PROBLEM TO SOLVE = Reproduce, word for word, the lines below from the first one through the line containing "legend-dot: [1077, 164, 1086, 172]", including both.

DATA SHOWN =

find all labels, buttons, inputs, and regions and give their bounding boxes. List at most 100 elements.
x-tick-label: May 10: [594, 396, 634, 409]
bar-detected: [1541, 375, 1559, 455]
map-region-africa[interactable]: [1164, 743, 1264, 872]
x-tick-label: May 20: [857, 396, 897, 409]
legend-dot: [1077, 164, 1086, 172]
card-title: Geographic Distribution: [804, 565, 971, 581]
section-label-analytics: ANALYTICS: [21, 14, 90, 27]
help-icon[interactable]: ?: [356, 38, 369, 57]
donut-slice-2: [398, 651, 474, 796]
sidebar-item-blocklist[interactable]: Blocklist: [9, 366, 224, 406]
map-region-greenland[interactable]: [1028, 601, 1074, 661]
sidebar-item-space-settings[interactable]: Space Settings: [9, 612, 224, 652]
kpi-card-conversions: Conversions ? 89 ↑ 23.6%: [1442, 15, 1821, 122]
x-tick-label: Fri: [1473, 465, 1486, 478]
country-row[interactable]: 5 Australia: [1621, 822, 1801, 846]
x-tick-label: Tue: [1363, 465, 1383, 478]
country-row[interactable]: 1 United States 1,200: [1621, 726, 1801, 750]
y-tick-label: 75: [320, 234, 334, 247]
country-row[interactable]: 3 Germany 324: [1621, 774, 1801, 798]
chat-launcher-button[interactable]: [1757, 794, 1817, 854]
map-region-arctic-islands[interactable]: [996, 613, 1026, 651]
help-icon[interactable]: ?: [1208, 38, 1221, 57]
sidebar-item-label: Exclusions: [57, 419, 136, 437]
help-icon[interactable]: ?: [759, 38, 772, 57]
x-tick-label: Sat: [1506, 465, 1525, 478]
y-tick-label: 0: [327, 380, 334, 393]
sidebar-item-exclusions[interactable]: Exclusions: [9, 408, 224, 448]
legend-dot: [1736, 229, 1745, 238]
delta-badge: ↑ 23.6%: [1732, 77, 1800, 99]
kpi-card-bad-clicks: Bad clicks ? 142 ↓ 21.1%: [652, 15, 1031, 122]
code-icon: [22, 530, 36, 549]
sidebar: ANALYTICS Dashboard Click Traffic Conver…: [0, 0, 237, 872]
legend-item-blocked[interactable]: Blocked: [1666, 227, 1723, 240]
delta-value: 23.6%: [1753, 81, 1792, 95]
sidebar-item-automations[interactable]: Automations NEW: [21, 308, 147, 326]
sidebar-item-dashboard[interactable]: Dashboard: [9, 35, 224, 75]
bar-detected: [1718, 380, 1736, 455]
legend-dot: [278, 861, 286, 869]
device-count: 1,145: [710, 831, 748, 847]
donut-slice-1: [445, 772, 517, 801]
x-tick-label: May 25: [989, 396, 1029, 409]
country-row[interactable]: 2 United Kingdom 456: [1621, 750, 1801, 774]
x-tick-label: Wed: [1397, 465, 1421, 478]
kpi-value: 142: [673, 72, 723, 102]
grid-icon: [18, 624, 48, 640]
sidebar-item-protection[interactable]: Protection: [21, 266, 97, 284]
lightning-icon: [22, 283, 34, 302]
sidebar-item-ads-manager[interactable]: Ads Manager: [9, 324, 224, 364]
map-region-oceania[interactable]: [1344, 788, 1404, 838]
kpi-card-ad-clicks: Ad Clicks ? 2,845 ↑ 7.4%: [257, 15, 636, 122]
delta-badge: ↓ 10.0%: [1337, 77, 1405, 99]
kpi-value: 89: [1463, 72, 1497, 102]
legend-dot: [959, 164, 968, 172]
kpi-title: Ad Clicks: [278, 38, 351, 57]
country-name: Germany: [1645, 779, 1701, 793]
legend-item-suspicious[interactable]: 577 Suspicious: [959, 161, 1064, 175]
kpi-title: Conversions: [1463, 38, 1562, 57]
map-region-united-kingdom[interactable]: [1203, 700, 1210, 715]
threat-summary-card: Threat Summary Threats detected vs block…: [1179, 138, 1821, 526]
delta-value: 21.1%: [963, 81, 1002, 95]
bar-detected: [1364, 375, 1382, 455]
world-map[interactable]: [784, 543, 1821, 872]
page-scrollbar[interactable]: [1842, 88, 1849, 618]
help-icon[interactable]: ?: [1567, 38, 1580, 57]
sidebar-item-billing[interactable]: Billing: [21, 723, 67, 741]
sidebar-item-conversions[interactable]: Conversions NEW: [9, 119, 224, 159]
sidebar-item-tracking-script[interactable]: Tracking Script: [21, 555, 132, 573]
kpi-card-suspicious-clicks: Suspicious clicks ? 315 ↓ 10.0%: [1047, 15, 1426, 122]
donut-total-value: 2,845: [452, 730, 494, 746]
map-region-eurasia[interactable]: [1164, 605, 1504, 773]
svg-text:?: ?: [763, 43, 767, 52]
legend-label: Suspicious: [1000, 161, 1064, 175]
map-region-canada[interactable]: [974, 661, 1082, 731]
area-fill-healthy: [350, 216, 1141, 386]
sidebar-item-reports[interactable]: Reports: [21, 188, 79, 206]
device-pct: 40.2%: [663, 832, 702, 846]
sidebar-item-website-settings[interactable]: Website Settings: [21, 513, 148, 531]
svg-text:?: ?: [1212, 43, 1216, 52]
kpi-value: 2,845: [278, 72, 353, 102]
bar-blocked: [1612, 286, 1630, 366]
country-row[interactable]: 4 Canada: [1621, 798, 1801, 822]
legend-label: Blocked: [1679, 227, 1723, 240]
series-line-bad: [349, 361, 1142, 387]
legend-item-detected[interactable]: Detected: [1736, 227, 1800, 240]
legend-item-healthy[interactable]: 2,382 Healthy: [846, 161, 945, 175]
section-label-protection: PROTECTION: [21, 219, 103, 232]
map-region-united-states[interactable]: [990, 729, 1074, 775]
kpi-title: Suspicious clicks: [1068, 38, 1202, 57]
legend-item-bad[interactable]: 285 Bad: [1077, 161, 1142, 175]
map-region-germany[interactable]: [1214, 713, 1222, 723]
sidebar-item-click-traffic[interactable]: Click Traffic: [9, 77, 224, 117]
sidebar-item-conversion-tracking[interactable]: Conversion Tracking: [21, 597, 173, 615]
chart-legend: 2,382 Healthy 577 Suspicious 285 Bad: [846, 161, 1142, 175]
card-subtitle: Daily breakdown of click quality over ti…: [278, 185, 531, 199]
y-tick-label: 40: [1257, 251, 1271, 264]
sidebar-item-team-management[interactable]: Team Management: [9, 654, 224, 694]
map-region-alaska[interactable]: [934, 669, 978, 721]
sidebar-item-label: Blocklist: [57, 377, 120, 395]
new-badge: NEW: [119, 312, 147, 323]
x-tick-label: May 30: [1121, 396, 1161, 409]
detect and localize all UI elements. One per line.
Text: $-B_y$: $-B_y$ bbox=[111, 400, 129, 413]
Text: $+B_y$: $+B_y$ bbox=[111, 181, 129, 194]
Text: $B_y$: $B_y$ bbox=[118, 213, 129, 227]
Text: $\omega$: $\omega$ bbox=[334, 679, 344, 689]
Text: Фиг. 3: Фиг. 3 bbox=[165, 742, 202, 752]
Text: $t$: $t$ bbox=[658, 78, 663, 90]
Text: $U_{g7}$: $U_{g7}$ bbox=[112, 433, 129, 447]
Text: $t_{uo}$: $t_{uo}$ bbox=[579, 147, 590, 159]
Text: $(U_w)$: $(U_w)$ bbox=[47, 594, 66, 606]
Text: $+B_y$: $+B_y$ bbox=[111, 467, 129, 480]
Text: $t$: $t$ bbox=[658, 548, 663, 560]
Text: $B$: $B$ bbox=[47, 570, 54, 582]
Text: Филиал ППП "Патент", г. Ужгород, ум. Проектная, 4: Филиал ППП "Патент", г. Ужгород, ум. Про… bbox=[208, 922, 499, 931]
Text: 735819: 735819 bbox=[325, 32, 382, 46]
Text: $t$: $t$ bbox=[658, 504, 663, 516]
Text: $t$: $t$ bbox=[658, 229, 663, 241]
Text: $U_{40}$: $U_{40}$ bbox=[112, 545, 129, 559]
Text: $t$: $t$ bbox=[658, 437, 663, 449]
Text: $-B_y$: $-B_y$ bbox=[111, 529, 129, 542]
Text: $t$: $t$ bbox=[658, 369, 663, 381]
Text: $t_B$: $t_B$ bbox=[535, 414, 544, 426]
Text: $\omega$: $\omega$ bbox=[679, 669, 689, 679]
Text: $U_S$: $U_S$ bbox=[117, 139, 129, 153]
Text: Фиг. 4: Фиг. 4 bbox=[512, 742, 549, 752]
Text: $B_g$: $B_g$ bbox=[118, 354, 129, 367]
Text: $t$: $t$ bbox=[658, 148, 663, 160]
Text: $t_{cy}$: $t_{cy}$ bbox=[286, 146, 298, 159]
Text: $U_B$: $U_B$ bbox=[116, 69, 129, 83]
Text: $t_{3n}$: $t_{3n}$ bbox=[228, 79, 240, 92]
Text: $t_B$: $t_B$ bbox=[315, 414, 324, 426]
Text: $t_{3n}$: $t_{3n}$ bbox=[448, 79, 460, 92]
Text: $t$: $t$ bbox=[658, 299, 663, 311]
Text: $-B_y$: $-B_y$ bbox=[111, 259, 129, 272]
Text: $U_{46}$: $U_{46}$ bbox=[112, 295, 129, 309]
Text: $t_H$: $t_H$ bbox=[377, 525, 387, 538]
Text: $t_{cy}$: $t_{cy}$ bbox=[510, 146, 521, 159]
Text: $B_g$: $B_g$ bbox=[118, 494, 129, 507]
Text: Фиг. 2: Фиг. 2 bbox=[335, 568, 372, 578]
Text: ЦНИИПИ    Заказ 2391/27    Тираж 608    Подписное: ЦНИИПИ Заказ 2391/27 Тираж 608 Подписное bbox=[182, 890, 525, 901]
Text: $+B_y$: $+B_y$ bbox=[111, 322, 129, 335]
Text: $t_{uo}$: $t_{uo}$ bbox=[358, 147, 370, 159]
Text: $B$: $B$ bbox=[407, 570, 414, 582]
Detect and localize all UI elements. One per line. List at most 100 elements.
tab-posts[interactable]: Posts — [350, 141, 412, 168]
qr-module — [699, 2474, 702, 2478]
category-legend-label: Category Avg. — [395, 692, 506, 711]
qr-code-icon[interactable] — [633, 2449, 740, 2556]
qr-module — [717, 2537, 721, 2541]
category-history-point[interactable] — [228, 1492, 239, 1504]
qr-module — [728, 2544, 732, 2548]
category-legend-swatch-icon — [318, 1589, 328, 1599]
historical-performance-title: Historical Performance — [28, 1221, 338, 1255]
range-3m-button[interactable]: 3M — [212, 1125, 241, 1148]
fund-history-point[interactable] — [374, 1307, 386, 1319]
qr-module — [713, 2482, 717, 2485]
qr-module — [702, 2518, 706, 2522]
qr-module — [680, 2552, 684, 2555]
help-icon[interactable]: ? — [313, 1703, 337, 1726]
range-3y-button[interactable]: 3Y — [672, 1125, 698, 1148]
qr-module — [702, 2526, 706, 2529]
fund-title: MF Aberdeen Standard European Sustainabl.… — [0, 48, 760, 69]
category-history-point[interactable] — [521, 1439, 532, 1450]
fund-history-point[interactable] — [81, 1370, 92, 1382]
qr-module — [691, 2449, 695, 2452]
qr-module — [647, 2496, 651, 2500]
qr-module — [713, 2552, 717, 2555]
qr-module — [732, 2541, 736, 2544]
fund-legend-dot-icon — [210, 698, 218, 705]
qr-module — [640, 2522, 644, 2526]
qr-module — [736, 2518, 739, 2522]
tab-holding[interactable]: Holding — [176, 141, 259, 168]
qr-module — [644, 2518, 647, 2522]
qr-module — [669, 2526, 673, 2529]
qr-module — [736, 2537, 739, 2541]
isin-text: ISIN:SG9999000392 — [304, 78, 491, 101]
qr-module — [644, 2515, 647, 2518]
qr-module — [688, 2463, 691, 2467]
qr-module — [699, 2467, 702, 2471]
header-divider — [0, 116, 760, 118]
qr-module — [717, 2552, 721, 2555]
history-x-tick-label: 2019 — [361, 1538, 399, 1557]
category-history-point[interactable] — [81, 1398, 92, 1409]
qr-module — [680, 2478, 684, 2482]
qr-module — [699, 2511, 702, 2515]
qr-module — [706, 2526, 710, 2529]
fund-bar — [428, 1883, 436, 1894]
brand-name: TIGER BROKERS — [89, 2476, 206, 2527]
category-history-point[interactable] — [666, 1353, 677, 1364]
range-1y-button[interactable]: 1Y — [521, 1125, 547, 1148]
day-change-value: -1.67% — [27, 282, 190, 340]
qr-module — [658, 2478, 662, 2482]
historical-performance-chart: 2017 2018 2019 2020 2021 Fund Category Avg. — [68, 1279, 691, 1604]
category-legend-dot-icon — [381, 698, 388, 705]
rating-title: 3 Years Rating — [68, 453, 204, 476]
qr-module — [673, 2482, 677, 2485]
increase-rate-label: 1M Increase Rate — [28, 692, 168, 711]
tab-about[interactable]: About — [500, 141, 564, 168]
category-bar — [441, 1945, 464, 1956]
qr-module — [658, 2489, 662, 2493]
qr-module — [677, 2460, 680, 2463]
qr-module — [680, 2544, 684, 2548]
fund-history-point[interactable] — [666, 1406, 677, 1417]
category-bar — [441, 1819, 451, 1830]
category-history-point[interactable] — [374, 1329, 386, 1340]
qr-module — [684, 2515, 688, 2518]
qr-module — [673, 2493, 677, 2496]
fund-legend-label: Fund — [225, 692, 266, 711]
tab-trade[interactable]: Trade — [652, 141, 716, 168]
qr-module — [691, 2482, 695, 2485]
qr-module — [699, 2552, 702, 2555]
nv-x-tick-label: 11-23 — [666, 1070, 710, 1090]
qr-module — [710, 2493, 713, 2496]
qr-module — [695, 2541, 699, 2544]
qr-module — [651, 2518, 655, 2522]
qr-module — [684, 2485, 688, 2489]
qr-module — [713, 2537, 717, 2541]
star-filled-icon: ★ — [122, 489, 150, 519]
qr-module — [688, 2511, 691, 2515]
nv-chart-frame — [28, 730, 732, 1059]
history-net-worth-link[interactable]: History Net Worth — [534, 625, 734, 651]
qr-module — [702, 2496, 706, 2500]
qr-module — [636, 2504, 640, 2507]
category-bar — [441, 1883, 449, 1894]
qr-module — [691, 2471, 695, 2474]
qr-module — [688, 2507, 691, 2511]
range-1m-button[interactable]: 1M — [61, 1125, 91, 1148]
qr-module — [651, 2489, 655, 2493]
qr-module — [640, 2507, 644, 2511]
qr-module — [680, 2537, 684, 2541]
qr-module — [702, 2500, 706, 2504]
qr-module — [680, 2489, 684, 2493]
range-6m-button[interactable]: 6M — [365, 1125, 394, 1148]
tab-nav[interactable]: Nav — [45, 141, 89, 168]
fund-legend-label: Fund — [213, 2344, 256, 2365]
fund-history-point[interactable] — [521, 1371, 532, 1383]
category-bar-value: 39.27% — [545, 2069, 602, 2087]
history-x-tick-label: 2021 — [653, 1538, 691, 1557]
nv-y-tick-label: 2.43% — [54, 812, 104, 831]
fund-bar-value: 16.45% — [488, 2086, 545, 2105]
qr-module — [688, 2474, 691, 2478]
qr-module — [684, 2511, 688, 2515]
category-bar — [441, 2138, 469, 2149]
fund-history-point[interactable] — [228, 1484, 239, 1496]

FULL RESPONSE =
find all labels, buttons, inputs, and regions and give their bounding boxes. List at most 100 elements.
x-tick-label: May 10: [594, 396, 634, 409]
bar-detected: [1541, 375, 1559, 455]
map-region-africa[interactable]: [1164, 743, 1264, 872]
x-tick-label: May 20: [857, 396, 897, 409]
legend-dot: [1077, 164, 1086, 172]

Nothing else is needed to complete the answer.